Exercise – The records below are to be repeated in full, exactly as they are.

+ + + +

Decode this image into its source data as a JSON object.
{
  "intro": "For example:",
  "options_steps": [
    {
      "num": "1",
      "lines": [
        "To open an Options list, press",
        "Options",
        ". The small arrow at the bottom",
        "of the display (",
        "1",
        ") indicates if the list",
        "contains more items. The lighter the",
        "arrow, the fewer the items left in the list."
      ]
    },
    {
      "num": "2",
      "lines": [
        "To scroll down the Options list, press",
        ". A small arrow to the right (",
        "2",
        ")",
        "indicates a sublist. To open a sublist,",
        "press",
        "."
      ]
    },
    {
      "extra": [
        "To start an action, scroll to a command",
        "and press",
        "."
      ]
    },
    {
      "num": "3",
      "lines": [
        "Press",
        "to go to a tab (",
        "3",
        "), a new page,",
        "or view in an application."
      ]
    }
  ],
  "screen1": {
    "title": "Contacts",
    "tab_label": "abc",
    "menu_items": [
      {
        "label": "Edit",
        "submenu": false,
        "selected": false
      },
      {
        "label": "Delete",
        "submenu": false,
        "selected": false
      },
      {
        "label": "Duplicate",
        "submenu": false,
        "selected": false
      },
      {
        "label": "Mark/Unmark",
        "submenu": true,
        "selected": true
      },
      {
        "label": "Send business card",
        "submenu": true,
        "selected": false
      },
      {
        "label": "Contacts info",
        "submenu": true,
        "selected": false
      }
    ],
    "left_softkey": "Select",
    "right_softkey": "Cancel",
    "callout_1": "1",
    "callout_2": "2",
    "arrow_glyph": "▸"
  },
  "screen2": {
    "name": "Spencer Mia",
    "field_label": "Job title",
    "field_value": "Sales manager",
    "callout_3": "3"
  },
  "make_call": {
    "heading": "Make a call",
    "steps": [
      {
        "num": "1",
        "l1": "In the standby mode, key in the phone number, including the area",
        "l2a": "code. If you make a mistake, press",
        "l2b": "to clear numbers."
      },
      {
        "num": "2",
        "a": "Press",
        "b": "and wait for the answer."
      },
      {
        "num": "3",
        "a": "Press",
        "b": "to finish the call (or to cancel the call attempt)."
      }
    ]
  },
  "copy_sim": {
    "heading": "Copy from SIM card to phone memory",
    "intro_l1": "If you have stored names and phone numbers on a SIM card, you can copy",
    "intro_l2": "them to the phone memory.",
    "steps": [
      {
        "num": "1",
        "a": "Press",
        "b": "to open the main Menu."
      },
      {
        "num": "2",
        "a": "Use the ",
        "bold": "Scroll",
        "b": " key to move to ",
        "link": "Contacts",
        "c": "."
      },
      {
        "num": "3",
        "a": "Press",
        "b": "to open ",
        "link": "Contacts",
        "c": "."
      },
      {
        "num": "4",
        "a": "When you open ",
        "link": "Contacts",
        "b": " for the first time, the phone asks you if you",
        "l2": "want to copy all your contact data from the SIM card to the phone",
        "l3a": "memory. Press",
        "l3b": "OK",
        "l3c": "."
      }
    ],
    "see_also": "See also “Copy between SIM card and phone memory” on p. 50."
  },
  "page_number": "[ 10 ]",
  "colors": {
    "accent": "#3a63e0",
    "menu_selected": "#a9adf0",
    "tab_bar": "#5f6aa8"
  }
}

+ + + +

Response below –
Decode this image into its source data as a JSON object.
{
  "intro": "For example:",
  "options_steps": [
    {
      "num": "1",
      "lines": [
        "To open an Options list, press",
        "Options",
        ". The small arrow at the bottom",
        "of the display (",
        "1",
        ") indicates if the list",
        "contains more items. The lighter the",
        "arrow, the fewer the items left in the list."
      ]
    },
    {
      "num": "2",
      "lines": [
        "To scroll down the Options list, press",
        ". A small arrow to the right (",
        "2",
        ")",
        "indicates a sublist. To open a sublist,",
        "press",
        "."
      ]
    },
    {
      "extra": [
        "To start an action, scroll to a command",
        "and press",
        "."
      ]
    },
    {
      "num": "3",
      "lines": [
        "Press",
        "to go to a tab (",
        "3",
        "), a new page,",
        "or view in an application."
      ]
    }
  ],
  "screen1": {
    "title": "Contacts",
    "tab_label": "abc",
    "menu_items": [
      {
        "label": "Edit",
        "submenu": false,
        "selected": false
      },
      {
        "label": "Delete",
        "submenu": false,
        "selected": false
      },
      {
        "label": "Duplicate",
        "submenu": false,
        "selected": false
      },
      {
        "label": "Mark/Unmark",
        "submenu": true,
        "selected": true
      },
      {
        "label": "Send business card",
        "submenu": true,
        "selected": false
      },
      {
        "label": "Contacts info",
        "submenu": true,
        "selected": false
      }
    ],
    "left_softkey": "Select",
    "right_softkey": "Cancel",
    "callout_1": "1",
    "callout_2": "2",
    "arrow_glyph": "▸"
  },
  "screen2": {
    "name": "Spencer Mia",
    "field_label": "Job title",
    "field_value": "Sales manager",
    "callout_3": "3"
  },
  "make_call": {
    "heading": "Make a call",
    "steps": [
      {
        "num": "1",
        "l1": "In the standby mode, key in the phone number, including the area",
        "l2a": "code. If you make a mistake, press",
        "l2b": "to clear numbers."
      },
      {
        "num": "2",
        "a": "Press",
        "b": "and wait for the answer."
      },
      {
        "num": "3",
        "a": "Press",
        "b": "to finish the call (or to cancel the call attempt)."
      }
    ]
  },
  "copy_sim": {
    "heading": "Copy from SIM card to phone memory",
    "intro_l1": "If you have stored names and phone numbers on a SIM card, you can copy",
    "intro_l2": "them to the phone memory.",
    "steps": [
      {
        "num": "1",
        "a": "Press",
        "b": "to open the main Menu."
      },
      {
        "num": "2",
        "a": "Use the ",
        "bold": "Scroll",
        "b": " key to move to ",
        "link": "Contacts",
        "c": "."
      },
      {
        "num": "3",
        "a": "Press",
        "b": "to open ",
        "link": "Contacts",
        "c": "."
      },
      {
        "num": "4",
        "a": "When you open ",
        "link": "Contacts",
        "b": " for the first time, the phone asks you if you",
        "l2": "want to copy all your contact data from the SIM card to the phone",
        "l3a": "memory. Press",
        "l3b": "OK",
        "l3c": "."
      }
    ],
    "see_also": "See also “Copy between SIM card and phone memory” on p. 50."
  },
  "page_number": "[ 10 ]",
  "colors": {
    "accent": "#3a63e0",
    "menu_selected": "#a9adf0",
    "tab_bar": "#5f6aa8"
  }
}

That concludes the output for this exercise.